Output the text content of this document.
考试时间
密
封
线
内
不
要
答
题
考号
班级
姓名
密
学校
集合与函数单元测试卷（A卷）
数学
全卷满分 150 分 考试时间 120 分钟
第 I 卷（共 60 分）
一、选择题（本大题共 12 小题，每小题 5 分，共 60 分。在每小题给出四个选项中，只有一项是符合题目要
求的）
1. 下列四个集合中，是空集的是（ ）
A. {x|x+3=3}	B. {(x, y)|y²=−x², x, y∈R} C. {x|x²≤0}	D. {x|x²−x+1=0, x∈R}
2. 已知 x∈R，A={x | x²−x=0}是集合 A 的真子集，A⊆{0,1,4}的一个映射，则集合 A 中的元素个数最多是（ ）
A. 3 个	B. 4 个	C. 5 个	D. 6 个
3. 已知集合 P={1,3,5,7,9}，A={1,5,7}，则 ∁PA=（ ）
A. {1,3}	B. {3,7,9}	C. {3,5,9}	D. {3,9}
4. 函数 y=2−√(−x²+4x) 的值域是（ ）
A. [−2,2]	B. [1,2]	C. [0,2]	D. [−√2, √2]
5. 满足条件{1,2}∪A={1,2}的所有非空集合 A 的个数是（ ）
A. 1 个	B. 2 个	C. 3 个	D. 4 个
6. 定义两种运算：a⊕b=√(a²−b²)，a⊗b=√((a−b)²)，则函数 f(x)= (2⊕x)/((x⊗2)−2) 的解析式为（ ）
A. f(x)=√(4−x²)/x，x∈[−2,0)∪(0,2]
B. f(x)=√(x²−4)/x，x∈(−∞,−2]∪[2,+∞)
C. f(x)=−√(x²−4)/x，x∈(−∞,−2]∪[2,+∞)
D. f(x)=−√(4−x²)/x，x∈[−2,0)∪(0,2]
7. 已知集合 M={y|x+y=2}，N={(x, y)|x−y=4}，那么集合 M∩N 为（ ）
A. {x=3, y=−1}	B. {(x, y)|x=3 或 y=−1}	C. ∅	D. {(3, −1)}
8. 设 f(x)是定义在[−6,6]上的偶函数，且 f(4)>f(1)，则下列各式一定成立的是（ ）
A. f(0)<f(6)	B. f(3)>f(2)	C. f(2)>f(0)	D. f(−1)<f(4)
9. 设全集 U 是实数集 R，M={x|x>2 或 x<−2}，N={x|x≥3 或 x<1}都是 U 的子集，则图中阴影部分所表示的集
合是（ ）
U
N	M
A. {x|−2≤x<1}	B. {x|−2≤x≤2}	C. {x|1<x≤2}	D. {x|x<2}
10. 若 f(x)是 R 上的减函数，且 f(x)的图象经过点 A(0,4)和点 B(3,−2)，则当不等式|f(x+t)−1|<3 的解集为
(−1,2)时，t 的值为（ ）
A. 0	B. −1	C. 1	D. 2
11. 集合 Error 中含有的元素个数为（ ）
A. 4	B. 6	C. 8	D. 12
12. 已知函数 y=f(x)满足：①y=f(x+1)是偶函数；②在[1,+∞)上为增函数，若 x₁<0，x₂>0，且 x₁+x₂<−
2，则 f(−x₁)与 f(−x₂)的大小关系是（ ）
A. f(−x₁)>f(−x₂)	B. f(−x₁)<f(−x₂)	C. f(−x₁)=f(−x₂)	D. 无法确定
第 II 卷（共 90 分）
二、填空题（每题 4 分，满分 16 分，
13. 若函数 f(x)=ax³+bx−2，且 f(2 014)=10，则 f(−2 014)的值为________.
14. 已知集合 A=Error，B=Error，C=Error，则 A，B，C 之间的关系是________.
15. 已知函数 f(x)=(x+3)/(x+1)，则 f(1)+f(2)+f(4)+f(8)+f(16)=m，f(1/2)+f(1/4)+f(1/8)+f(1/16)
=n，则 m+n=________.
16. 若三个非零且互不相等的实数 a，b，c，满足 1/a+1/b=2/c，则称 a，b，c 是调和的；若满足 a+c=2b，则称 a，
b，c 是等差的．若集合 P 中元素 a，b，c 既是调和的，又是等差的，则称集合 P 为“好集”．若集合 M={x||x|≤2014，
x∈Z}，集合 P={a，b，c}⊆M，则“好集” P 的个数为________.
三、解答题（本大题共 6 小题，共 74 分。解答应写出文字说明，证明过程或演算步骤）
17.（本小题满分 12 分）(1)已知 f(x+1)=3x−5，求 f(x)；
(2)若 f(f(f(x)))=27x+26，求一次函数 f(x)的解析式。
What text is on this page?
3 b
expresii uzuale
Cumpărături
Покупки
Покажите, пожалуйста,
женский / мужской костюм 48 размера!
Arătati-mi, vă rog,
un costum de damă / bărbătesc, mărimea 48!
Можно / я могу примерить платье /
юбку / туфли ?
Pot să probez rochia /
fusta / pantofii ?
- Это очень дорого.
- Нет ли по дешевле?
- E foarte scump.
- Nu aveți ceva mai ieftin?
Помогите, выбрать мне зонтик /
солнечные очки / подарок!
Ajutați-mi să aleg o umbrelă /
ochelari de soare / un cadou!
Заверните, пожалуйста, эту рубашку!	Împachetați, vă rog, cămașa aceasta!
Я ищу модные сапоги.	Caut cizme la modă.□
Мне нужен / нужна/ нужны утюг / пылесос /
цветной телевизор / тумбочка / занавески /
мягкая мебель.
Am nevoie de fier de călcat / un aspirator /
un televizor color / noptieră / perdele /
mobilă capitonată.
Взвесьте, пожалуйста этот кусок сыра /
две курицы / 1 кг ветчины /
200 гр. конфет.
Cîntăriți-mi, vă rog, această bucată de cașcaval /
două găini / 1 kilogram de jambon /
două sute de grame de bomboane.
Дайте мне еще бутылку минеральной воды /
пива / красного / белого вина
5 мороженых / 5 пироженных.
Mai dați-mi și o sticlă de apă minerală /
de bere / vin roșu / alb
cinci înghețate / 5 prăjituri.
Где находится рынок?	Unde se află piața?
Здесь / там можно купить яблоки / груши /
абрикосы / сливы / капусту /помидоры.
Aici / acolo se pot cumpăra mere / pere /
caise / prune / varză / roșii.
----------------------------------------
▶ Your instructions
Say only how many lines in the records carry the word "Error".

▶ Response to the exercise
2